| Written instruction |
Repeat every line below exactly, word for word.
>> begin Data entries
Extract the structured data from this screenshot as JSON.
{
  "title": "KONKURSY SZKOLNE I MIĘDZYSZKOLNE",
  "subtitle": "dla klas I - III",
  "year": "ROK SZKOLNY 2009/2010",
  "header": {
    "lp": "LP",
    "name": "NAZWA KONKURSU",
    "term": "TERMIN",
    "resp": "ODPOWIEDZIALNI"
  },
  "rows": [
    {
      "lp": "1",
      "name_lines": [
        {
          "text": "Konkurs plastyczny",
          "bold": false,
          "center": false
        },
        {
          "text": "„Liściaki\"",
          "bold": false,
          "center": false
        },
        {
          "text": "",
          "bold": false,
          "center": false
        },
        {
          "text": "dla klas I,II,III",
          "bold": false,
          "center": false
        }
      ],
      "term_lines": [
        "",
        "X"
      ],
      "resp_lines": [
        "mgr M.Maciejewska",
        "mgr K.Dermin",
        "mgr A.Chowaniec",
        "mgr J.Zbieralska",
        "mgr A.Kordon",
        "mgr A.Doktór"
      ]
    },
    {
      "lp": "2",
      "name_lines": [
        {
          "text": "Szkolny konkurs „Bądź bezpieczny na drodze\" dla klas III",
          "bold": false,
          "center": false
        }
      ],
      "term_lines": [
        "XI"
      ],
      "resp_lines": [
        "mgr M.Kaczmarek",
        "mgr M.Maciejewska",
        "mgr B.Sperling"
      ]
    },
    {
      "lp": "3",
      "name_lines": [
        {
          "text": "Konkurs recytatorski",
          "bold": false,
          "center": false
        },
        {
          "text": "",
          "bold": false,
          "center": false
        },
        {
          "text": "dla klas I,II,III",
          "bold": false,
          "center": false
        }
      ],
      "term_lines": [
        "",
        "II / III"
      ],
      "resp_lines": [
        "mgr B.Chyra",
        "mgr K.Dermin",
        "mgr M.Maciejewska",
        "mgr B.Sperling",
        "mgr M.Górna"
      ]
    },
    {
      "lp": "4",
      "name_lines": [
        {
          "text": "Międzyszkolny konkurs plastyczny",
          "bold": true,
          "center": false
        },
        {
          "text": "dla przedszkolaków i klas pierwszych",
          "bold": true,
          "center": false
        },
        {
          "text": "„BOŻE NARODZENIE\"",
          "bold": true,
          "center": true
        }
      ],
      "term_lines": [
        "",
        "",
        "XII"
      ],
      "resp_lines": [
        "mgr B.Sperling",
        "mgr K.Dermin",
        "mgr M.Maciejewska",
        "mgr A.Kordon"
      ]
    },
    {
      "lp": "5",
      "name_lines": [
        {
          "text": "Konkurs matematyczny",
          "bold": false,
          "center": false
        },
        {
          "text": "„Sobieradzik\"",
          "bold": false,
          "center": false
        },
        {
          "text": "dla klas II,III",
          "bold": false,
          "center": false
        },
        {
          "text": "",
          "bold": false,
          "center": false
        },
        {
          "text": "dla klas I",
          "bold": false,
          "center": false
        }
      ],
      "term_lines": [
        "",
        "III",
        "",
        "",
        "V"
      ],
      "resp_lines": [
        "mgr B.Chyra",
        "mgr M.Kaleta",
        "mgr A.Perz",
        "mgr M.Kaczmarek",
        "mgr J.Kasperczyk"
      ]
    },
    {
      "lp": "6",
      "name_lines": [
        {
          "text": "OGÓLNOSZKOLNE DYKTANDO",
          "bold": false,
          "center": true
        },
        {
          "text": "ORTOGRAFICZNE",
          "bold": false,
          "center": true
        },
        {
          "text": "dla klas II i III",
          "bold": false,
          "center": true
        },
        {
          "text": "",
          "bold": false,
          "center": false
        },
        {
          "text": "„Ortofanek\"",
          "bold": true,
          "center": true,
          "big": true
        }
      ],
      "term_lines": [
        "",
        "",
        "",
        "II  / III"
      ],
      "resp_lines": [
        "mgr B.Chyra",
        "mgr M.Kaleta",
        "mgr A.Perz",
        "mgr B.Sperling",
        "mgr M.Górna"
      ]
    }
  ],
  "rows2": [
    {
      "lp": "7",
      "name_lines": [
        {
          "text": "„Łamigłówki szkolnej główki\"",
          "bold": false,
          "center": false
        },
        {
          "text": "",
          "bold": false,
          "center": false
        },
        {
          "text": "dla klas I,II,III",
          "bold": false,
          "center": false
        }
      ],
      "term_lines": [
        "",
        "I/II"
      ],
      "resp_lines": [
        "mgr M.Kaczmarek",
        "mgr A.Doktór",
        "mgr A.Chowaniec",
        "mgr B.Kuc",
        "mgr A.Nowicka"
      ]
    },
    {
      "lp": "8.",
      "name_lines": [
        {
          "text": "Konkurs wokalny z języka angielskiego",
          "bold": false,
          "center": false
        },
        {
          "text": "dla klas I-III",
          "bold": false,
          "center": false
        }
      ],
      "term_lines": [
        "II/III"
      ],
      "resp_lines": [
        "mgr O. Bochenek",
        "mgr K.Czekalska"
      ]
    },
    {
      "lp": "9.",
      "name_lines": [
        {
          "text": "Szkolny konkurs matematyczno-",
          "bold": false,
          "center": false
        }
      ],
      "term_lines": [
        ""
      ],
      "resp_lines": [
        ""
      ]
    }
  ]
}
>> end Data entries
| Expected answer |
Extract the structured data from this screenshot as JSON.
{
  "title": "KONKURSY SZKOLNE I MIĘDZYSZKOLNE",
  "subtitle": "dla klas I - III",
  "year": "ROK SZKOLNY 2009/2010",
  "header": {
    "lp": "LP",
    "name": "NAZWA KONKURSU",
    "term": "TERMIN",
    "resp": "ODPOWIEDZIALNI"
  },
  "rows": [
    {
      "lp": "1",
      "name_lines": [
        {
          "text": "Konkurs plastyczny",
          "bold": false,
          "center": false
        },
        {
          "text": "„Liściaki\"",
          "bold": false,
          "center": false
        },
        {
          "text": "",
          "bold": false,
          "center": false
        },
        {
          "text": "dla klas I,II,III",
          "bold": false,
          "center": false
        }
      ],
      "term_lines": [
        "",
        "X"
      ],
      "resp_lines": [
        "mgr M.Maciejewska",
        "mgr K.Dermin",
        "mgr A.Chowaniec",
        "mgr J.Zbieralska",
        "mgr A.Kordon",
        "mgr A.Doktór"
      ]
    },
    {
      "lp": "2",
      "name_lines": [
        {
          "text": "Szkolny konkurs „Bądź bezpieczny na drodze\" dla klas III",
          "bold": false,
          "center": false
        }
      ],
      "term_lines": [
        "XI"
      ],
      "resp_lines": [
        "mgr M.Kaczmarek",
        "mgr M.Maciejewska",
        "mgr B.Sperling"
      ]
    },
    {
      "lp": "3",
      "name_lines": [
        {
          "text": "Konkurs recytatorski",
          "bold": false,
          "center": false
        },
        {
          "text": "",
          "bold": false,
          "center": false
        },
        {
          "text": "dla klas I,II,III",
          "bold": false,
          "center": false
        }
      ],
      "term_lines": [
        "",
        "II / III"
      ],
      "resp_lines": [
        "mgr B.Chyra",
        "mgr K.Dermin",
        "mgr M.Maciejewska",
        "mgr B.Sperling",
        "mgr M.Górna"
      ]
    },
    {
      "lp": "4",
      "name_lines": [
        {
          "text": "Międzyszkolny konkurs plastyczny",
          "bold": true,
          "center": false
        },
        {
          "text": "dla przedszkolaków i klas pierwszych",
          "bold": true,
          "center": false
        },
        {
          "text": "„BOŻE NARODZENIE\"",
          "bold": true,
          "center": true
        }
      ],
      "term_lines": [
        "",
        "",
        "XII"
      ],
      "resp_lines": [
        "mgr B.Sperling",
        "mgr K.Dermin",
        "mgr M.Maciejewska",
        "mgr A.Kordon"
      ]
    },
    {
      "lp": "5",
      "name_lines": [
        {
          "text": "Konkurs matematyczny",
          "bold": false,
          "center": false
        },
        {
          "text": "„Sobieradzik\"",
          "bold": false,
          "center": false
        },
        {
          "text": "dla klas II,III",
          "bold": false,
          "center": false
        },
        {
          "text": "",
          "bold": false,
          "center": false
        },
        {
          "text": "dla klas I",
          "bold": false,
          "center": false
        }
      ],
      "term_lines": [
        "",
        "III",
        "",
        "",
        "V"
      ],
      "resp_lines": [
        "mgr B.Chyra",
        "mgr M.Kaleta",
        "mgr A.Perz",
        "mgr M.Kaczmarek",
        "mgr J.Kasperczyk"
      ]
    },
    {
      "lp": "6",
      "name_lines": [
        {
          "text": "OGÓLNOSZKOLNE DYKTANDO",
          "bold": false,
          "center": true
        },
        {
          "text": "ORTOGRAFICZNE",
          "bold": false,
          "center": true
        },
        {
          "text": "dla klas II i III",
          "bold": false,
          "center": true
        },
        {
          "text": "",
          "bold": false,
          "center": false
        },
        {
          "text": "„Ortofanek\"",
          "bold": true,
          "center": true,
          "big": true
        }
      ],
      "term_lines": [
        "",
        "",
        "",
        "II  / III"
      ],
      "resp_lines": [
        "mgr B.Chyra",
        "mgr M.Kaleta",
        "mgr A.Perz",
        "mgr B.Sperling",
        "mgr M.Górna"
      ]
    }
  ],
  "rows2": [
    {
      "lp": "7",
      "name_lines": [
        {
          "text": "„Łamigłówki szkolnej główki\"",
          "bold": false,
          "center": false
        },
        {
          "text": "",
          "bold": false,
          "center": false
        },
        {
          "text": "dla klas I,II,III",
          "bold": false,
          "center": false
        }
      ],
      "term_lines": [
        "",
        "I/II"
      ],
      "resp_lines": [
        "mgr M.Kaczmarek",
        "mgr A.Doktór",
        "mgr A.Chowaniec",
        "mgr B.Kuc",
        "mgr A.Nowicka"
      ]
    },
    {
      "lp": "8.",
      "name_lines": [
        {
          "text": "Konkurs wokalny z języka angielskiego",
          "bold": false,
          "center": false
        },
        {
          "text": "dla klas I-III",
          "bold": false,
          "center": false
        }
      ],
      "term_lines": [
        "II/III"
      ],
      "resp_lines": [
        "mgr O. Bochenek",
        "mgr K.Czekalska"
      ]
    },
    {
      "lp": "9.",
      "name_lines": [
        {
          "text": "Szkolny konkurs matematyczno-",
          "bold": false,
          "center": false
        }
      ],
      "term_lines": [
        ""
      ],
      "resp_lines": [
        ""
      ]
    }
  ]
}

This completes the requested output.